## WHAT IS REQUIRED
Copy out the entries below precisely; nothing is to be omitted.

## EXERCISE INPUT
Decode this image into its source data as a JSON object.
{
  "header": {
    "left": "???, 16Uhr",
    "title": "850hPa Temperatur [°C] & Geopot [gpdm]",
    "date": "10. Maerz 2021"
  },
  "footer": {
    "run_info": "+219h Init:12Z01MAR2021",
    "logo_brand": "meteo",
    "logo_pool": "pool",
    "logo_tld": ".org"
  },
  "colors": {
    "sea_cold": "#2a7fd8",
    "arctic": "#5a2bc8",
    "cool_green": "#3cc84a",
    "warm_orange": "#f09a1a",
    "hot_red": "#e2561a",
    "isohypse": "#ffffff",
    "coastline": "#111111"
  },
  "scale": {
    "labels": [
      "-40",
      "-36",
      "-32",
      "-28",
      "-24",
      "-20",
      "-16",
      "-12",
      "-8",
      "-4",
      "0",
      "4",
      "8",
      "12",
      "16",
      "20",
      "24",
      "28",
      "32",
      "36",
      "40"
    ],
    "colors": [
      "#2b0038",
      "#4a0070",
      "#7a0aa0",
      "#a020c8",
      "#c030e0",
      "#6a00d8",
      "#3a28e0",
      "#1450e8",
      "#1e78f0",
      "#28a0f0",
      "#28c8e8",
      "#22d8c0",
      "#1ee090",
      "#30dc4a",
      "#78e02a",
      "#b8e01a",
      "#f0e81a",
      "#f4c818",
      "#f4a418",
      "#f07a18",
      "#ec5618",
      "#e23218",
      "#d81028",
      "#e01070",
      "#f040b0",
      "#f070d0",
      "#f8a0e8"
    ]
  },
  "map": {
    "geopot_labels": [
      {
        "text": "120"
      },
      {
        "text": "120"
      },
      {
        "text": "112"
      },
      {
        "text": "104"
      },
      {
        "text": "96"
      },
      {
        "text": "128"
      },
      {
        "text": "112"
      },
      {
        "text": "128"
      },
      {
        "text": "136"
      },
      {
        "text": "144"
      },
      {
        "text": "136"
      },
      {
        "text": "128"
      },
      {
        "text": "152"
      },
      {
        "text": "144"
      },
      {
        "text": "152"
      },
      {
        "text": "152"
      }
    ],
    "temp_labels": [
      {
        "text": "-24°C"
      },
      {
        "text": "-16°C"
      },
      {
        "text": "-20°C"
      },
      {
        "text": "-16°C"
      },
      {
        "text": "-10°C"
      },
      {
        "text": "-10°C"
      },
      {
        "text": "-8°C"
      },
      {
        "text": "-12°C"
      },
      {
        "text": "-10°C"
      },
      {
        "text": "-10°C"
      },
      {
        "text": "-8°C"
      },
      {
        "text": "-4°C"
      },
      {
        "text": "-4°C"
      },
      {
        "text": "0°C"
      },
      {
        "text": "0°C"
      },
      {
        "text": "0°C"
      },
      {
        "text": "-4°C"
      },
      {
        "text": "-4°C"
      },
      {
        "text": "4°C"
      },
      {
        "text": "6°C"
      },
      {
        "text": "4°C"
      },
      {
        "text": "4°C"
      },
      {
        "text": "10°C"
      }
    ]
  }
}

## CORRECT RESPONSE
Decode this image into its source data as a JSON object.
{
  "header": {
    "left": "???, 16Uhr",
    "title": "850hPa Temperatur [°C] & Geopot [gpdm]",
    "date": "10. Maerz 2021"
  },
  "footer": {
    "run_info": "+219h Init:12Z01MAR2021",
    "logo_brand": "meteo",
    "logo_pool": "pool",
    "logo_tld": ".org"
  },
  "colors": {
    "sea_cold": "#2a7fd8",
    "arctic": "#5a2bc8",
    "cool_green": "#3cc84a",
    "warm_orange": "#f09a1a",
    "hot_red": "#e2561a",
    "isohypse": "#ffffff",
    "coastline": "#111111"
  },
  "scale": {
    "labels": [
      "-40",
      "-36",
      "-32",
      "-28",
      "-24",
      "-20",
      "-16",
      "-12",
      "-8",
      "-4",
      "0",
      "4",
      "8",
      "12",
      "16",
      "20",
      "24",
      "28",
      "32",
      "36",
      "40"
    ],
    "colors": [
      "#2b0038",
      "#4a0070",
      "#7a0aa0",
      "#a020c8",
      "#c030e0",
      "#6a00d8",
      "#3a28e0",
      "#1450e8",
      "#1e78f0",
      "#28a0f0",
      "#28c8e8",
      "#22d8c0",
      "#1ee090",
      "#30dc4a",
      "#78e02a",
      "#b8e01a",
      "#f0e81a",
      "#f4c818",
      "#f4a418",
      "#f07a18",
      "#ec5618",
      "#e23218",
      "#d81028",
      "#e01070",
      "#f040b0",
      "#f070d0",
      "#f8a0e8"
    ]
  },
  "map": {
    "geopot_labels": [
      {
        "text": "120"
      },
      {
        "text": "120"
      },
      {
        "text": "112"
      },
      {
        "text": "104"
      },
      {
        "text": "96"
      },
      {
        "text": "128"
      },
      {
        "text": "112"
      },
      {
        "text": "128"
      },
      {
        "text": "136"
      },
      {
        "text": "144"
      },
      {
        "text": "136"
      },
      {
        "text": "128"
      },
      {
        "text": "152"
      },
      {
        "text": "144"
      },
      {
        "text": "152"
      },
      {
        "text": "152"
      }
    ],
    "temp_labels": [
      {
        "text": "-24°C"
      },
      {
        "text": "-16°C"
      },
      {
        "text": "-20°C"
      },
      {
        "text": "-16°C"
      },
      {
        "text": "-10°C"
      },
      {
        "text": "-10°C"
      },
      {
        "text": "-8°C"
      },
      {
        "text": "-12°C"
      },
      {
        "text": "-10°C"
      },
      {
        "text": "-10°C"
      },
      {
        "text": "-8°C"
      },
      {
        "text": "-4°C"
      },
      {
        "text": "-4°C"
      },
      {
        "text": "0°C"
      },
      {
        "text": "0°C"
      },
      {
        "text": "0°C"
      },
      {
        "text": "-4°C"
      },
      {
        "text": "-4°C"
      },
      {
        "text": "4°C"
      },
      {
        "text": "6°C"
      },
      {
        "text": "4°C"
      },
      {
        "text": "4°C"
      },
      {
        "text": "10°C"
      }
    ]
  }
}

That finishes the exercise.